DESCRIPTION OF THE TASK ▸ Copy all lines below exactly as written. Leave pictures out.

+ + + + +

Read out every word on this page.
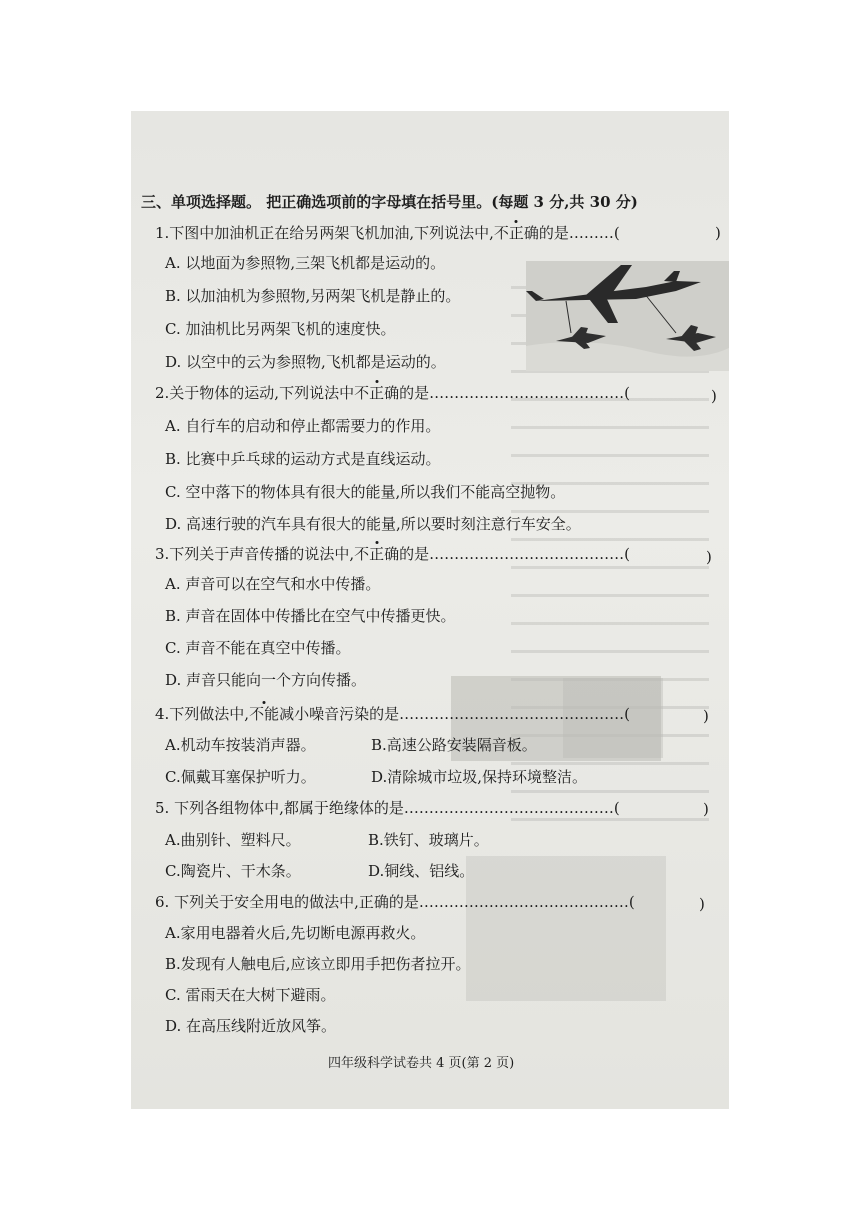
三、单项选择题。 把正确选项前的字母填在括号里。(每题 3 分,共 30 分)
1.下图中加油机正在给另两架飞机加油,下列说法中,不正确的是………(	)
A. 以地面为参照物,三架飞机都是运动的。
B. 以加油机为参照物,另两架飞机是静止的。
C. 加油机比另两架飞机的速度快。
D. 以空中的云为参照物,飞机都是运动的。
2.关于物体的运动,下列说法中不正确的是…………………………………(	)
A. 自行车的启动和停止都需要力的作用。
B. 比赛中乒乓球的运动方式是直线运动。
C. 空中落下的物体具有很大的能量,所以我们不能高空抛物。
D. 高速行驶的汽车具有很大的能量,所以要时刻注意行车安全。
3.下列关于声音传播的说法中,不正确的是…………………………………(	)
A. 声音可以在空气和水中传播。
B. 声音在固体中传播比在空气中传播更快。
C. 声音不能在真空中传播。
D. 声音只能向一个方向传播。
4.下列做法中,不能减小噪音污染的是………………………………………(	)
A.机动车按装消声器。	B.高速公路安装隔音板。
C.佩戴耳塞保护听力。	D.清除城市垃圾,保持环境整洁。
5. 下列各组物体中,都属于绝缘体的是……………………………………(	)
A.曲别针、塑料尺。	B.铁钉、玻璃片。
C.陶瓷片、干木条。	D.铜线、铝线。
6. 下列关于安全用电的做法中,正确的是……………………………………(	)
A.家用电器着火后,先切断电源再救火。
B.发现有人触电后,应该立即用手把伤者拉开。
C. 雷雨天在大树下避雨。
D. 在高压线附近放风筝。
四年级科学试卷共 4 页(第 2 页)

+ + + + +

ANSWER TO THIS PROBLEM ▸
Read out every word on this page.
三、单项选择题。 把正确选项前的字母填在括号里。(每题 3 分,共 30 分)
1.下图中加油机正在给另两架飞机加油,下列说法中,不正确的是………(	)
A. 以地面为参照物,三架飞机都是运动的。
B. 以加油机为参照物,另两架飞机是静止的。
C. 加油机比另两架飞机的速度快。
D. 以空中的云为参照物,飞机都是运动的。
2.关于物体的运动,下列说法中不正确的是…………………………………(	)
A. 自行车的启动和停止都需要力的作用。
B. 比赛中乒乓球的运动方式是直线运动。
C. 空中落下的物体具有很大的能量,所以我们不能高空抛物。
D. 高速行驶的汽车具有很大的能量,所以要时刻注意行车安全。
3.下列关于声音传播的说法中,不正确的是…………………………………(	)
A. 声音可以在空气和水中传播。
B. 声音在固体中传播比在空气中传播更快。
C. 声音不能在真空中传播。
D. 声音只能向一个方向传播。
4.下列做法中,不能减小噪音污染的是………………………………………(	)
A.机动车按装消声器。	B.高速公路安装隔音板。
C.佩戴耳塞保护听力。	D.清除城市垃圾,保持环境整洁。
5. 下列各组物体中,都属于绝缘体的是……………………………………(	)
A.曲别针、塑料尺。	B.铁钉、玻璃片。
C.陶瓷片、干木条。	D.铜线、铝线。
6. 下列关于安全用电的做法中,正确的是……………………………………(	)
A.家用电器着火后,先切断电源再救火。
B.发现有人触电后,应该立即用手把伤者拉开。
C. 雷雨天在大树下避雨。
D. 在高压线附近放风筝。
四年级科学试卷共 4 页(第 2 页)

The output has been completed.